→ SHORT TASK: Without skipping anything, write out each record below exactly.

→ RECORDS FOR THIS EXERCISE:

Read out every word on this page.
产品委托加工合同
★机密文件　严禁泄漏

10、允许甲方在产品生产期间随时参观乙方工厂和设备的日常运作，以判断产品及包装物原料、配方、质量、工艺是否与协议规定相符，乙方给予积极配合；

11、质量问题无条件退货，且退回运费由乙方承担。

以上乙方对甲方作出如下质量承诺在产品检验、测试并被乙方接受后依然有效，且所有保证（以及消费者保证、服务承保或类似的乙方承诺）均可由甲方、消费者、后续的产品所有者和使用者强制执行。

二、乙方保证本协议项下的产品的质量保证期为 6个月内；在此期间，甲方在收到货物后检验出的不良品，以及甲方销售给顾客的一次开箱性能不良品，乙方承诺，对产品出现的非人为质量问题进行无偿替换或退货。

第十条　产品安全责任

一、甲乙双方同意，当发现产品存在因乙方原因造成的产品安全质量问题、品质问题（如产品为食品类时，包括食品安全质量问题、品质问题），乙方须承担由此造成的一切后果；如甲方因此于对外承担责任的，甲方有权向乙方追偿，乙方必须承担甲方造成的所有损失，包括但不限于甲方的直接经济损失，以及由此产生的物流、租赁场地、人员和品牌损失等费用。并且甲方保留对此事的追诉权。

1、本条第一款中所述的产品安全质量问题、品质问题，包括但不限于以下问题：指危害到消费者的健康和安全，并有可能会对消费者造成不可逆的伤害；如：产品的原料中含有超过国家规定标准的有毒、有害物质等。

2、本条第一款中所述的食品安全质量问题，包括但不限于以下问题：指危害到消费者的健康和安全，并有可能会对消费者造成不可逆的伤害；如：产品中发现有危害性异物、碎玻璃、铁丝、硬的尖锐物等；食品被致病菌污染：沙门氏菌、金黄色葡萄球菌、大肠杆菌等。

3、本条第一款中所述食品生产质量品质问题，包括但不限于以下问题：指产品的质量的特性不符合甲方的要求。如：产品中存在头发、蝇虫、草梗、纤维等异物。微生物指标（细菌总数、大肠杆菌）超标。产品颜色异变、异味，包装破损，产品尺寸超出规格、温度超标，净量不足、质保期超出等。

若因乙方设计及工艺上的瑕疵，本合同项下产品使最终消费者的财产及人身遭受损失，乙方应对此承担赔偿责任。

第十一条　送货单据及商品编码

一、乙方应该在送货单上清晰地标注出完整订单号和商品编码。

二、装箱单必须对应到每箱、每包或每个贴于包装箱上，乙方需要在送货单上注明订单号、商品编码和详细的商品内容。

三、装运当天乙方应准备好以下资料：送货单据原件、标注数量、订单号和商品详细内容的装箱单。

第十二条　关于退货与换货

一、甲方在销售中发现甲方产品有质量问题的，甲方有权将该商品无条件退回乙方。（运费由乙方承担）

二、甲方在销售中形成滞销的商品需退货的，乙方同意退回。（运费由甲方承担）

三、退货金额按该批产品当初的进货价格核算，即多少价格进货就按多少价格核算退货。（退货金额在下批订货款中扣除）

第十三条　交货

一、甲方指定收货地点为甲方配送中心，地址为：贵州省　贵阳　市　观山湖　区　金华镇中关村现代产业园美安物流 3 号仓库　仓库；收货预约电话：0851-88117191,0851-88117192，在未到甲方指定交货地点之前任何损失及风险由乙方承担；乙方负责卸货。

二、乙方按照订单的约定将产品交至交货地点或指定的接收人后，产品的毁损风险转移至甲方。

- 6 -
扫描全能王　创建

→ SOLUTION TO THIS PROBLEM:
Read out every word on this page.
产品委托加工合同
★机密文件　严禁泄漏

10、允许甲方在产品生产期间随时参观乙方工厂和设备的日常运作，以判断产品及包装物原料、配方、质量、工艺是否与协议规定相符，乙方给予积极配合；

11、质量问题无条件退货，且退回运费由乙方承担。

以上乙方对甲方作出如下质量承诺在产品检验、测试并被乙方接受后依然有效，且所有保证（以及消费者保证、服务承保或类似的乙方承诺）均可由甲方、消费者、后续的产品所有者和使用者强制执行。

二、乙方保证本协议项下的产品的质量保证期为 6个月内；在此期间，甲方在收到货物后检验出的不良品，以及甲方销售给顾客的一次开箱性能不良品，乙方承诺，对产品出现的非人为质量问题进行无偿替换或退货。

第十条　产品安全责任

一、甲乙双方同意，当发现产品存在因乙方原因造成的产品安全质量问题、品质问题（如产品为食品类时，包括食品安全质量问题、品质问题），乙方须承担由此造成的一切后果；如甲方因此于对外承担责任的，甲方有权向乙方追偿，乙方必须承担甲方造成的所有损失，包括但不限于甲方的直接经济损失，以及由此产生的物流、租赁场地、人员和品牌损失等费用。并且甲方保留对此事的追诉权。

1、本条第一款中所述的产品安全质量问题、品质问题，包括但不限于以下问题：指危害到消费者的健康和安全，并有可能会对消费者造成不可逆的伤害；如：产品的原料中含有超过国家规定标准的有毒、有害物质等。

2、本条第一款中所述的食品安全质量问题，包括但不限于以下问题：指危害到消费者的健康和安全，并有可能会对消费者造成不可逆的伤害；如：产品中发现有危害性异物、碎玻璃、铁丝、硬的尖锐物等；食品被致病菌污染：沙门氏菌、金黄色葡萄球菌、大肠杆菌等。

3、本条第一款中所述食品生产质量品质问题，包括但不限于以下问题：指产品的质量的特性不符合甲方的要求。如：产品中存在头发、蝇虫、草梗、纤维等异物。微生物指标（细菌总数、大肠杆菌）超标。产品颜色异变、异味，包装破损，产品尺寸超出规格、温度超标，净量不足、质保期超出等。

若因乙方设计及工艺上的瑕疵，本合同项下产品使最终消费者的财产及人身遭受损失，乙方应对此承担赔偿责任。

第十一条　送货单据及商品编码

一、乙方应该在送货单上清晰地标注出完整订单号和商品编码。

二、装箱单必须对应到每箱、每包或每个贴于包装箱上，乙方需要在送货单上注明订单号、商品编码和详细的商品内容。

三、装运当天乙方应准备好以下资料：送货单据原件、标注数量、订单号和商品详细内容的装箱单。

第十二条　关于退货与换货

一、甲方在销售中发现甲方产品有质量问题的，甲方有权将该商品无条件退回乙方。（运费由乙方承担）

二、甲方在销售中形成滞销的商品需退货的，乙方同意退回。（运费由甲方承担）

三、退货金额按该批产品当初的进货价格核算，即多少价格进货就按多少价格核算退货。（退货金额在下批订货款中扣除）

第十三条　交货

一、甲方指定收货地点为甲方配送中心，地址为：贵州省　贵阳　市　观山湖　区　金华镇中关村现代产业园美安物流 3 号仓库　仓库；收货预约电话：0851-88117191,0851-88117192，在未到甲方指定交货地点之前任何损失及风险由乙方承担；乙方负责卸货。

二、乙方按照订单的约定将产品交至交货地点或指定的接收人后，产品的毁损风险转移至甲方。

- 6 -
扫描全能王　创建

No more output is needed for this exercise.